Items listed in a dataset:
--- --- ---
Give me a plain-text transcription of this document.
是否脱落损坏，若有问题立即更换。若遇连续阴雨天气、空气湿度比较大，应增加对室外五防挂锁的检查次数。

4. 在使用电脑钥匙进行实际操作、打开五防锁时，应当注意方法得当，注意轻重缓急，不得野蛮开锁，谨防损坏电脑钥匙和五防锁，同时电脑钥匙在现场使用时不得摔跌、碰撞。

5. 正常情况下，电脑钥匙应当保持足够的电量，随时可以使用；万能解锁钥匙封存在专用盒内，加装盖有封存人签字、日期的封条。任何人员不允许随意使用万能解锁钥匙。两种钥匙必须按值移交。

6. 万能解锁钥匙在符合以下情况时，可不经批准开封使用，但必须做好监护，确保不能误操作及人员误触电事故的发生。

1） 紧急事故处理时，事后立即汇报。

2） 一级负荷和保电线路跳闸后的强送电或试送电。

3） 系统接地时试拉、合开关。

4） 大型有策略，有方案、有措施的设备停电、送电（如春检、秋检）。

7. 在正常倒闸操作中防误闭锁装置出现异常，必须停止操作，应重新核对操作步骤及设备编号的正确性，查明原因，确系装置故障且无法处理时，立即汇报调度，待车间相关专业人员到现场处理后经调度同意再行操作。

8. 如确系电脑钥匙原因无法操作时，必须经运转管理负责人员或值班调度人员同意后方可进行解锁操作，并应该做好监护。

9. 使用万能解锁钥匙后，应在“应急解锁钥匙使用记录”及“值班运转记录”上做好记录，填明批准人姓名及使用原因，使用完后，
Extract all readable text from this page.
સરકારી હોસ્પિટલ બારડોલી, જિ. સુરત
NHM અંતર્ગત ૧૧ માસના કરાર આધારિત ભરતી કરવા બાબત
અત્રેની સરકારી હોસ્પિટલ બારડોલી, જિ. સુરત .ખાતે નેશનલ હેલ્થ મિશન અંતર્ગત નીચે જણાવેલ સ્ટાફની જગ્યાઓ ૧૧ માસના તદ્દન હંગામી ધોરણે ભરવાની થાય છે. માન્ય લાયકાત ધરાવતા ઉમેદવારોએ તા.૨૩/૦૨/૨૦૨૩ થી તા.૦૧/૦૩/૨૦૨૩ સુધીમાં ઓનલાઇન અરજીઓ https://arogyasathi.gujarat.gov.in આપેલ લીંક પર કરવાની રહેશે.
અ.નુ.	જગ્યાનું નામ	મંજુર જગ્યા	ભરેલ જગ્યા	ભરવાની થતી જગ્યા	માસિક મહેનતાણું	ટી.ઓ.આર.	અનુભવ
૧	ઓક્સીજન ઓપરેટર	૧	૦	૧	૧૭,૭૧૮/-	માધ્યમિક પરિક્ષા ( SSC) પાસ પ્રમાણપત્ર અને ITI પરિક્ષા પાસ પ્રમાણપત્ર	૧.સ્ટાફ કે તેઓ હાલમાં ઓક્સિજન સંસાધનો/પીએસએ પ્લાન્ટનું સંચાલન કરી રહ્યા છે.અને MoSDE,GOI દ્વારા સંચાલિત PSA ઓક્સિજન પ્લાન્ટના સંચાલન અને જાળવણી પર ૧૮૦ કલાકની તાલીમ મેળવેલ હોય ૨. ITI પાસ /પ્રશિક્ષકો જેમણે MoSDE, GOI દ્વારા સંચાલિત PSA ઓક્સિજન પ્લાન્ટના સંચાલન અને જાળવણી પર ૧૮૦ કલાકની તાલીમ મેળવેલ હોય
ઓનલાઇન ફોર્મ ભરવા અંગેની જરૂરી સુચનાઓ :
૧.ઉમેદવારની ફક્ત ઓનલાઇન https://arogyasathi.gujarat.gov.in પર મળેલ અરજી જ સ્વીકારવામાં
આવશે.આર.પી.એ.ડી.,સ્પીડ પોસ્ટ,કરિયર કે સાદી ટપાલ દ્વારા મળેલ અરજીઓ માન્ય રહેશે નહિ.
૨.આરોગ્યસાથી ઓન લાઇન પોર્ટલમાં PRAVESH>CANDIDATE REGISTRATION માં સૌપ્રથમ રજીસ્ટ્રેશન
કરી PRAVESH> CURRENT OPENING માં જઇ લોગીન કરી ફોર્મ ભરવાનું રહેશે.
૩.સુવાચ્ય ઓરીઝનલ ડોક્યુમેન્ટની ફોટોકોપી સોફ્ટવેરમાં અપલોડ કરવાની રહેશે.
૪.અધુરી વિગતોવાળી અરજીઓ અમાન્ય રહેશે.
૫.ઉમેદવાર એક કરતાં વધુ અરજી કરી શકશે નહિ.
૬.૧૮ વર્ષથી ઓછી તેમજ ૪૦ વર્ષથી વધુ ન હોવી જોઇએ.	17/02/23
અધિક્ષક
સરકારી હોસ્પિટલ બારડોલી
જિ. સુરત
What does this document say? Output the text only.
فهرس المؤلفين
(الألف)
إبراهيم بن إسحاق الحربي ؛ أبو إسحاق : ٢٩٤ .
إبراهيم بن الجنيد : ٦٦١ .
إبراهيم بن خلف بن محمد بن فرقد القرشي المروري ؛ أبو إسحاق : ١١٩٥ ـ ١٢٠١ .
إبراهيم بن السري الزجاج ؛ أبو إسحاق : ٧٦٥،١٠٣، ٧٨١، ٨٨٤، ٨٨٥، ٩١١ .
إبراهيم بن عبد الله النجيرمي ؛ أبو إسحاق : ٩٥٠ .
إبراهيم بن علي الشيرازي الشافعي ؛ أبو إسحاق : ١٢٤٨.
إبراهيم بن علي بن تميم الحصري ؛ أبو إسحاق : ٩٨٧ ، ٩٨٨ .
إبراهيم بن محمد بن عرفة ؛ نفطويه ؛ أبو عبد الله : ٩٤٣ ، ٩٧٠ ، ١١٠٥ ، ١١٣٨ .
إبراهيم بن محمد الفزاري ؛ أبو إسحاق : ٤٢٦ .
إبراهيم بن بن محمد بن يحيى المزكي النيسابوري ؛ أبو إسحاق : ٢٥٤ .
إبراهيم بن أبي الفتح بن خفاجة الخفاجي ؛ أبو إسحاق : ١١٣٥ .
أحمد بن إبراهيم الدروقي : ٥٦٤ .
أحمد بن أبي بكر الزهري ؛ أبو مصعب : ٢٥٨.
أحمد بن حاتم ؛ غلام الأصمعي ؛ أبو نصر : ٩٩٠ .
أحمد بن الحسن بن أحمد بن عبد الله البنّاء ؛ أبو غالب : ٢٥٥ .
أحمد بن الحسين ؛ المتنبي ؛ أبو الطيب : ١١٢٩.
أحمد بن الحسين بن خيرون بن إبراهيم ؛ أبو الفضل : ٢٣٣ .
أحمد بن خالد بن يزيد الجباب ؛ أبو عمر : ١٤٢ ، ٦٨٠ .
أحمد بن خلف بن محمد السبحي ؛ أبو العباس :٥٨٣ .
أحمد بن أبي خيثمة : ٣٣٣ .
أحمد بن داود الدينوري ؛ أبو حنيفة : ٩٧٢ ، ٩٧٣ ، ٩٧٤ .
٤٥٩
--- --- ---
Return, word for word, each line from the line that contains "What does this" to the end of the listing above; include both end lines and nothing else.

What does this document say? Output the text only.
فهرس المؤلفين
(الألف)
إبراهيم بن إسحاق الحربي ؛ أبو إسحاق : ٢٩٤ .
إبراهيم بن الجنيد : ٦٦١ .
إبراهيم بن خلف بن محمد بن فرقد القرشي المروري ؛ أبو إسحاق : ١١٩٥ ـ ١٢٠١ .
إبراهيم بن السري الزجاج ؛ أبو إسحاق : ٧٦٥،١٠٣، ٧٨١، ٨٨٤، ٨٨٥، ٩١١ .
إبراهيم بن عبد الله النجيرمي ؛ أبو إسحاق : ٩٥٠ .
إبراهيم بن علي الشيرازي الشافعي ؛ أبو إسحاق : ١٢٤٨.
إبراهيم بن علي بن تميم الحصري ؛ أبو إسحاق : ٩٨٧ ، ٩٨٨ .
إبراهيم بن محمد بن عرفة ؛ نفطويه ؛ أبو عبد الله : ٩٤٣ ، ٩٧٠ ، ١١٠٥ ، ١١٣٨ .
إبراهيم بن محمد الفزاري ؛ أبو إسحاق : ٤٢٦ .
إبراهيم بن بن محمد بن يحيى المزكي النيسابوري ؛ أبو إسحاق : ٢٥٤ .
إبراهيم بن أبي الفتح بن خفاجة الخفاجي ؛ أبو إسحاق : ١١٣٥ .
أحمد بن إبراهيم الدروقي : ٥٦٤ .
أحمد بن أبي بكر الزهري ؛ أبو مصعب : ٢٥٨.
أحمد بن حاتم ؛ غلام الأصمعي ؛ أبو نصر : ٩٩٠ .
أحمد بن الحسن بن أحمد بن عبد الله البنّاء ؛ أبو غالب : ٢٥٥ .
أحمد بن الحسين ؛ المتنبي ؛ أبو الطيب : ١١٢٩.
أحمد بن الحسين بن خيرون بن إبراهيم ؛ أبو الفضل : ٢٣٣ .
أحمد بن خالد بن يزيد الجباب ؛ أبو عمر : ١٤٢ ، ٦٨٠ .
أحمد بن خلف بن محمد السبحي ؛ أبو العباس :٥٨٣ .
أحمد بن أبي خيثمة : ٣٣٣ .
أحمد بن داود الدينوري ؛ أبو حنيفة : ٩٧٢ ، ٩٧٣ ، ٩٧٤ .
٤٥٩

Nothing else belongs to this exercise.